▶ Stated exercise
Return every row below verbatim, leaving out the pictures.

Excerpt from a dataset:
* * * *

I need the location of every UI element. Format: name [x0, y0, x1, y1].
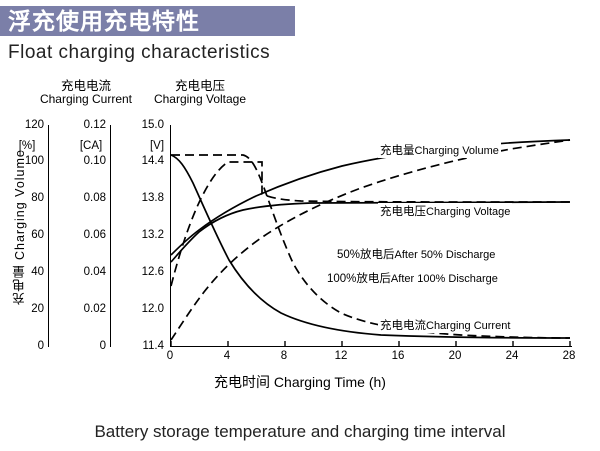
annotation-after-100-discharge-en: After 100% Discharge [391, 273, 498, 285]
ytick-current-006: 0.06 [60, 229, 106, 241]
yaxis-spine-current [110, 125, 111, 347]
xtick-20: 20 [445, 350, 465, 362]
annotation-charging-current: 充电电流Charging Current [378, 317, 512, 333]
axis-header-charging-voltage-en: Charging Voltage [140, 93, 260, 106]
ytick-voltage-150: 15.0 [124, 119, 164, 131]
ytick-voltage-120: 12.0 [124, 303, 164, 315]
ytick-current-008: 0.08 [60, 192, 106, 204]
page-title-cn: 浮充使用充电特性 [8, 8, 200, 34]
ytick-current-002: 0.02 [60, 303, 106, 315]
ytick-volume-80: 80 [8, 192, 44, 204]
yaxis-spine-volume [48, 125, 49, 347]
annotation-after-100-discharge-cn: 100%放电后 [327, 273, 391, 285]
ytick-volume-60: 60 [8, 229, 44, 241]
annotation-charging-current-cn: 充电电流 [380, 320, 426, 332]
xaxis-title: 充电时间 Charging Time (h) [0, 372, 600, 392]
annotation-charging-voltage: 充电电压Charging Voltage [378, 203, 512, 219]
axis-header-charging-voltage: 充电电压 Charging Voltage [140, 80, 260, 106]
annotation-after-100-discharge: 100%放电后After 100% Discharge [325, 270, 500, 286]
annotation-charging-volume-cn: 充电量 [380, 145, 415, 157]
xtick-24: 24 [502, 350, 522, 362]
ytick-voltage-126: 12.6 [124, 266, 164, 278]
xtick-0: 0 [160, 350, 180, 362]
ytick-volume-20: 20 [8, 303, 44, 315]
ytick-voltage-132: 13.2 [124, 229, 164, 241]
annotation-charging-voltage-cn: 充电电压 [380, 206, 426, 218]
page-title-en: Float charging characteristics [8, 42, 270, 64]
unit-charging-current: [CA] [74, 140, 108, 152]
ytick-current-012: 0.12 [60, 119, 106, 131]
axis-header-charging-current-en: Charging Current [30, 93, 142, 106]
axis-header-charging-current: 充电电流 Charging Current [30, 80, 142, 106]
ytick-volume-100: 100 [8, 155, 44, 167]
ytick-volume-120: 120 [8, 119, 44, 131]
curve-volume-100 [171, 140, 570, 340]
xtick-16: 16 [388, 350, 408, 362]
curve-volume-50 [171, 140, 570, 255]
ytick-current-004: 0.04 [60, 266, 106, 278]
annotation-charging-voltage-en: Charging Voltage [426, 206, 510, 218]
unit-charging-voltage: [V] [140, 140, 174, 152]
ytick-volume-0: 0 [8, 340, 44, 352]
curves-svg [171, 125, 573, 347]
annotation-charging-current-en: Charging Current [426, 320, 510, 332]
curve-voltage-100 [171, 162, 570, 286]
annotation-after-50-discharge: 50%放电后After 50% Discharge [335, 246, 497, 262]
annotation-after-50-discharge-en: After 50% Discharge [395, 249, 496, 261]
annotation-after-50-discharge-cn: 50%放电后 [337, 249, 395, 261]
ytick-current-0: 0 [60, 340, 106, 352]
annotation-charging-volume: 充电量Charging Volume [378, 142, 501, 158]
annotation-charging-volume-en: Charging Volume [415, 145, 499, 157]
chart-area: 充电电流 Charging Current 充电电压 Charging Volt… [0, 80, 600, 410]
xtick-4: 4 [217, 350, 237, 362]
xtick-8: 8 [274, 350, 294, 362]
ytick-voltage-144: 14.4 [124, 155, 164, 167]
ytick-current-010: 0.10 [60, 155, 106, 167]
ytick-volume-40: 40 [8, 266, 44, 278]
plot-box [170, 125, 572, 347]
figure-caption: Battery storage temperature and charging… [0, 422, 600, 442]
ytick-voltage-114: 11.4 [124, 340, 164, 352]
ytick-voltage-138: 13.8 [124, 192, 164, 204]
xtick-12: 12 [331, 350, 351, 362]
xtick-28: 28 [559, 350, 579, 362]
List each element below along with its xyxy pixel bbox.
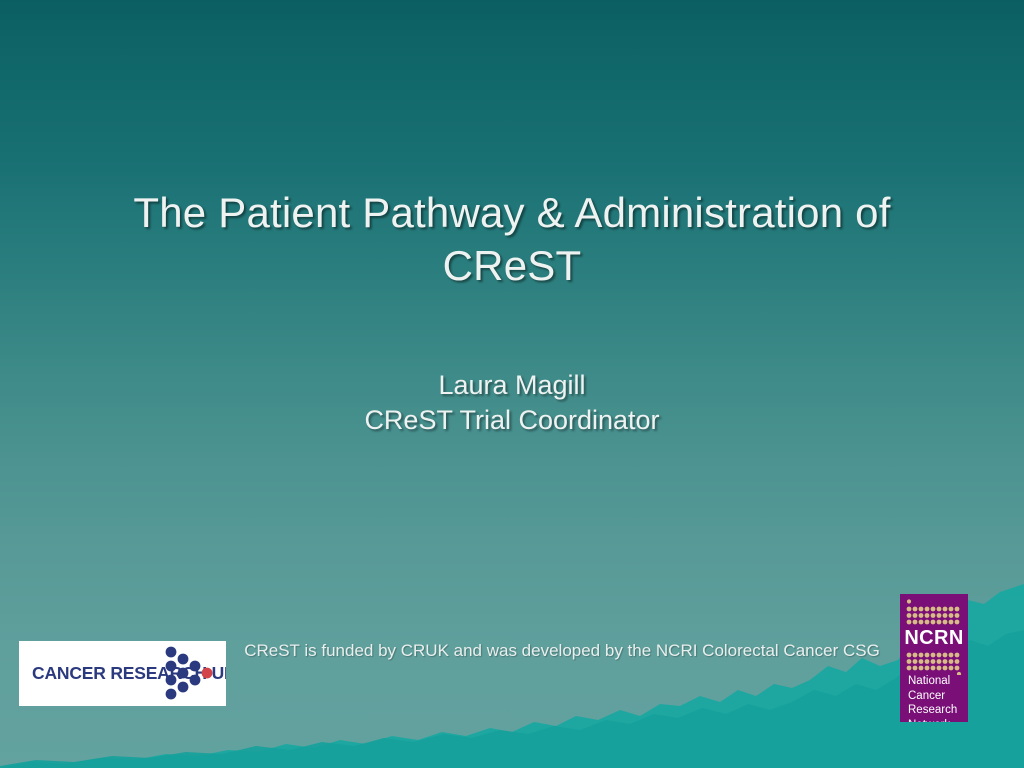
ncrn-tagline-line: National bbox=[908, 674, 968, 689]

* * * *

▶ Task output
I need the location of every UI element. Format: name [x0, y0, x1, y1].
annotation-after-100-discharge-en: After 100% Discharge [391, 273, 498, 285]
ytick-current-006: 0.06 [60, 229, 106, 241]
yaxis-spine-current [110, 125, 111, 347]
xtick-20: 20 [445, 350, 465, 362]
annotation-charging-current: 充电电流Charging Current [378, 317, 512, 333]
axis-header-charging-voltage-en: Charging Voltage [140, 93, 260, 106]
ytick-voltage-150: 15.0 [124, 119, 164, 131]
ytick-voltage-120: 12.0 [124, 303, 164, 315]
ytick-current-008: 0.08 [60, 192, 106, 204]
page-title-cn: 浮充使用充电特性 [8, 8, 200, 34]
ytick-current-002: 0.02 [60, 303, 106, 315]
ytick-volume-80: 80 [8, 192, 44, 204]
yaxis-spine-volume [48, 125, 49, 347]
annotation-after-100-discharge-cn: 100%放电后 [327, 273, 391, 285]
ytick-volume-60: 60 [8, 229, 44, 241]
annotation-charging-current-cn: 充电电流 [380, 320, 426, 332]
xaxis-title: 充电时间 Charging Time (h) [0, 372, 600, 392]
annotation-charging-voltage: 充电电压Charging Voltage [378, 203, 512, 219]
axis-header-charging-voltage: 充电电压 Charging Voltage [140, 80, 260, 106]
annotation-after-100-discharge: 100%放电后After 100% Discharge [325, 270, 500, 286]
annotation-charging-volume-cn: 充电量 [380, 145, 415, 157]
xtick-24: 24 [502, 350, 522, 362]
ytick-voltage-126: 12.6 [124, 266, 164, 278]
xtick-0: 0 [160, 350, 180, 362]
ytick-volume-20: 20 [8, 303, 44, 315]
ytick-voltage-132: 13.2 [124, 229, 164, 241]
annotation-charging-voltage-cn: 充电电压 [380, 206, 426, 218]
page-title-en: Float charging characteristics [8, 42, 270, 64]
unit-charging-current: [CA] [74, 140, 108, 152]
ytick-current-012: 0.12 [60, 119, 106, 131]
axis-header-charging-current-en: Charging Current [30, 93, 142, 106]
axis-header-charging-current: 充电电流 Charging Current [30, 80, 142, 106]
ytick-volume-100: 100 [8, 155, 44, 167]
ytick-volume-120: 120 [8, 119, 44, 131]
curve-volume-100 [171, 140, 570, 340]
xtick-16: 16 [388, 350, 408, 362]
curve-volume-50 [171, 140, 570, 255]
ytick-current-004: 0.04 [60, 266, 106, 278]
annotation-charging-voltage-en: Charging Voltage [426, 206, 510, 218]
unit-charging-voltage: [V] [140, 140, 174, 152]
ytick-volume-0: 0 [8, 340, 44, 352]
curves-svg [171, 125, 573, 347]
annotation-charging-current-en: Charging Current [426, 320, 510, 332]
curve-voltage-100 [171, 162, 570, 286]
annotation-after-50-discharge: 50%放电后After 50% Discharge [335, 246, 497, 262]
annotation-after-50-discharge-en: After 50% Discharge [395, 249, 496, 261]
annotation-after-50-discharge-cn: 50%放电后 [337, 249, 395, 261]
ytick-current-0: 0 [60, 340, 106, 352]
annotation-charging-volume: 充电量Charging Volume [378, 142, 501, 158]
annotation-charging-volume-en: Charging Volume [415, 145, 499, 157]
chart-area: 充电电流 Charging Current 充电电压 Charging Volt… [0, 80, 600, 410]
xtick-4: 4 [217, 350, 237, 362]
xtick-8: 8 [274, 350, 294, 362]
ytick-voltage-144: 14.4 [124, 155, 164, 167]
ytick-current-010: 0.10 [60, 155, 106, 167]
ytick-volume-40: 40 [8, 266, 44, 278]
plot-box [170, 125, 572, 347]
figure-caption: Battery storage temperature and charging… [0, 422, 600, 442]
ytick-voltage-114: 11.4 [124, 340, 164, 352]
ytick-voltage-138: 13.8 [124, 192, 164, 204]
xtick-12: 12 [331, 350, 351, 362]
xtick-28: 28 [559, 350, 579, 362]
List each element below along with its xyxy pixel bbox.
ncrn-tagline-line: National bbox=[908, 674, 968, 689]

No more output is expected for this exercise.